| The task |
Count the lines that include the string "haga", and give only that number.

>> Begin

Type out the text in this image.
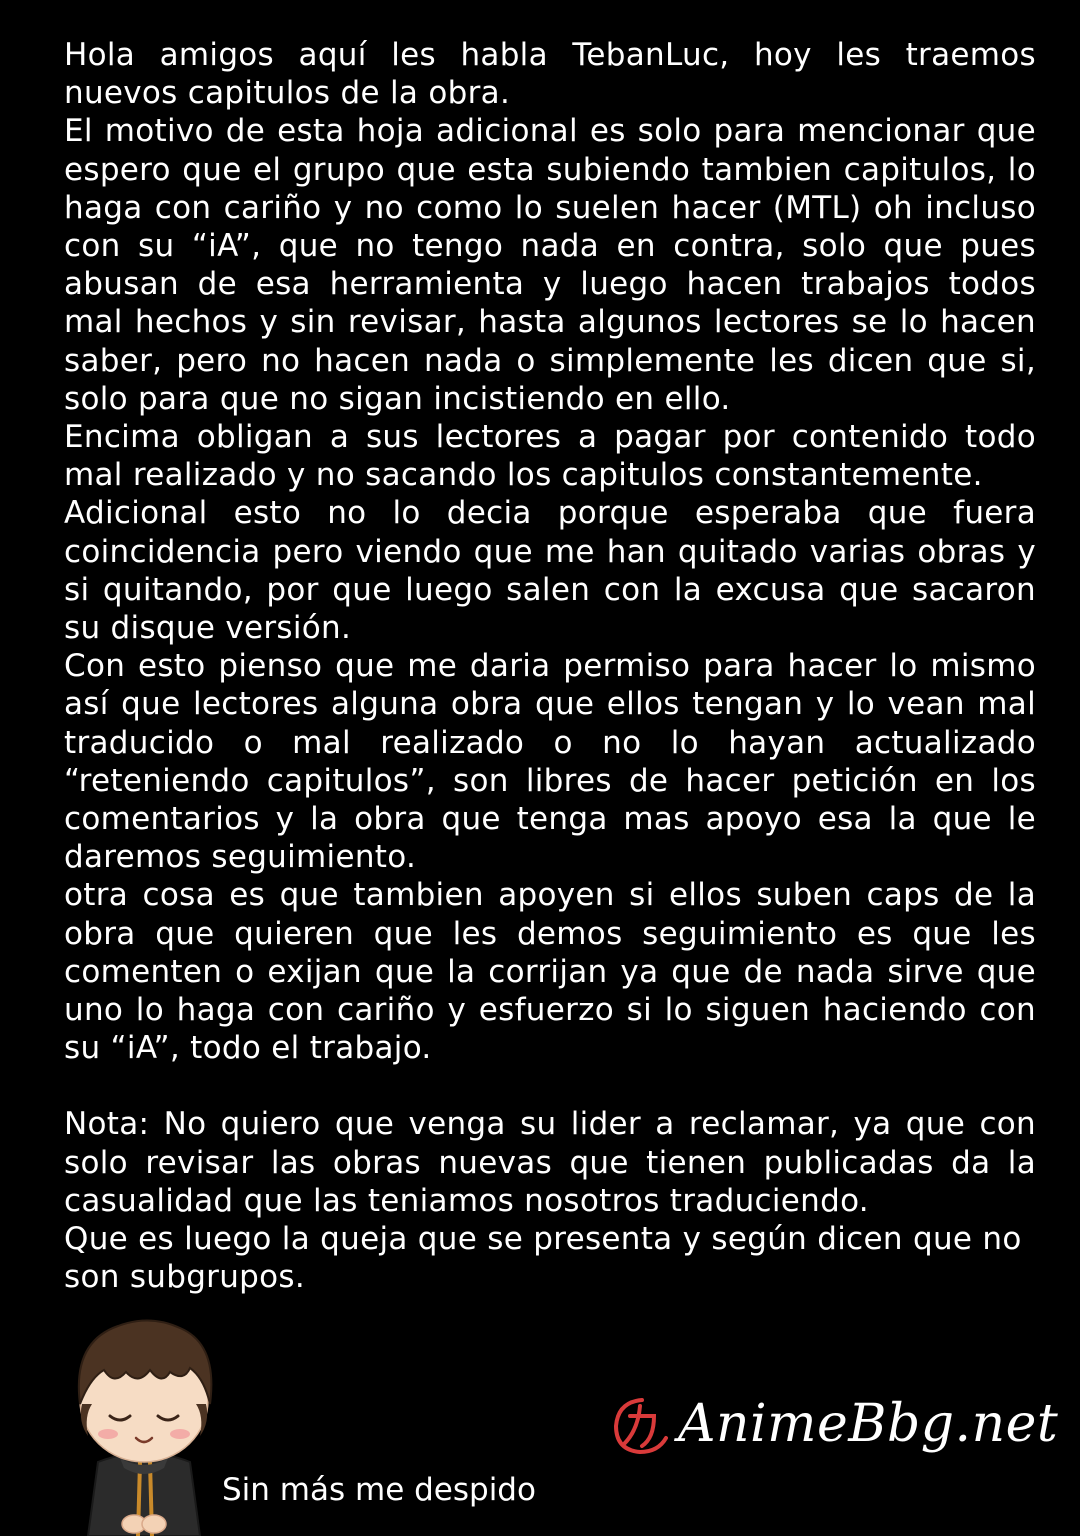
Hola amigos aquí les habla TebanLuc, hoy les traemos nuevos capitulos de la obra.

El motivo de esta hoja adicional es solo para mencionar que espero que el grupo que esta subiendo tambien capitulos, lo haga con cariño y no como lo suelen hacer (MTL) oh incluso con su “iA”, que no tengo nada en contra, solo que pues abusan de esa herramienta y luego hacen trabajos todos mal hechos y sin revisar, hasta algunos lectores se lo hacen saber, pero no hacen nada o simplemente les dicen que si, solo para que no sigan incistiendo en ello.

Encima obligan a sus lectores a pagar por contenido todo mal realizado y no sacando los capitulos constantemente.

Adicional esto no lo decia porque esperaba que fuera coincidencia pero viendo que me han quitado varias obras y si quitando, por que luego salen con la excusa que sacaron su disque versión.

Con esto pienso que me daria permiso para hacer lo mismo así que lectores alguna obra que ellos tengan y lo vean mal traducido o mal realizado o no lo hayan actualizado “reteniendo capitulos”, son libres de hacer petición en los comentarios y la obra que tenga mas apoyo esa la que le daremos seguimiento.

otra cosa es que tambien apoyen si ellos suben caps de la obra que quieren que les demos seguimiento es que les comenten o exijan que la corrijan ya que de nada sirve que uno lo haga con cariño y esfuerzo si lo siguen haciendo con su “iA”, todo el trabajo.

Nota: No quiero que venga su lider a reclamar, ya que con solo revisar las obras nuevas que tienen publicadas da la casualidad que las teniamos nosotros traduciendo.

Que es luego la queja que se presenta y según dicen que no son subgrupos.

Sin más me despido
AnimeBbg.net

>> End
>> Begin

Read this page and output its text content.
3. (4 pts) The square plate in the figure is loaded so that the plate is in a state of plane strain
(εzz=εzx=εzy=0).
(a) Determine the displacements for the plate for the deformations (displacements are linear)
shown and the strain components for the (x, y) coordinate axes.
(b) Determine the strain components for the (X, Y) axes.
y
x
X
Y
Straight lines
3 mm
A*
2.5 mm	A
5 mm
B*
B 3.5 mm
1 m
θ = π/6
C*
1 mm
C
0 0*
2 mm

>> End
>> Begin

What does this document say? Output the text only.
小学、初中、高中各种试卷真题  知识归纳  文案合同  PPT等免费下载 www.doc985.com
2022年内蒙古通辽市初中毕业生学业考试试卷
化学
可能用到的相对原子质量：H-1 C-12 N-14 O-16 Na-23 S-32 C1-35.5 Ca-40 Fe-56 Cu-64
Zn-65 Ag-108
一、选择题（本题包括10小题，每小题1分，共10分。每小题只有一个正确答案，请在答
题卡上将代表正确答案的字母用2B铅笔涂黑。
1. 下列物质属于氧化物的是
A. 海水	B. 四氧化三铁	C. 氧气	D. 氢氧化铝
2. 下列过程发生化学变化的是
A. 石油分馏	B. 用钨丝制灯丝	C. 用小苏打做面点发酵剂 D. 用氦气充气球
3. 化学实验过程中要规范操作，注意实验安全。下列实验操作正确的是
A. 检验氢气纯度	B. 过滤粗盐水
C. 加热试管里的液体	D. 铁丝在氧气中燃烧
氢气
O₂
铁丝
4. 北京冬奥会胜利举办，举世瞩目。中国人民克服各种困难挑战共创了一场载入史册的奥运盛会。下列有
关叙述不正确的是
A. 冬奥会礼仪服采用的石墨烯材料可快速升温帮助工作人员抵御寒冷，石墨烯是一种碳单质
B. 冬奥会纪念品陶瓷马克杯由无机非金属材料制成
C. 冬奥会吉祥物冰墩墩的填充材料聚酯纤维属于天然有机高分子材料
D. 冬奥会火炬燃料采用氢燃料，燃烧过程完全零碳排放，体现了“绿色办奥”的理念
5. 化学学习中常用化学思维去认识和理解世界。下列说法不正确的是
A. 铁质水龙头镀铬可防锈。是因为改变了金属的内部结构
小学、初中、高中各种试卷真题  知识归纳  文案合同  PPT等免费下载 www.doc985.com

>> End

| Task solution |
2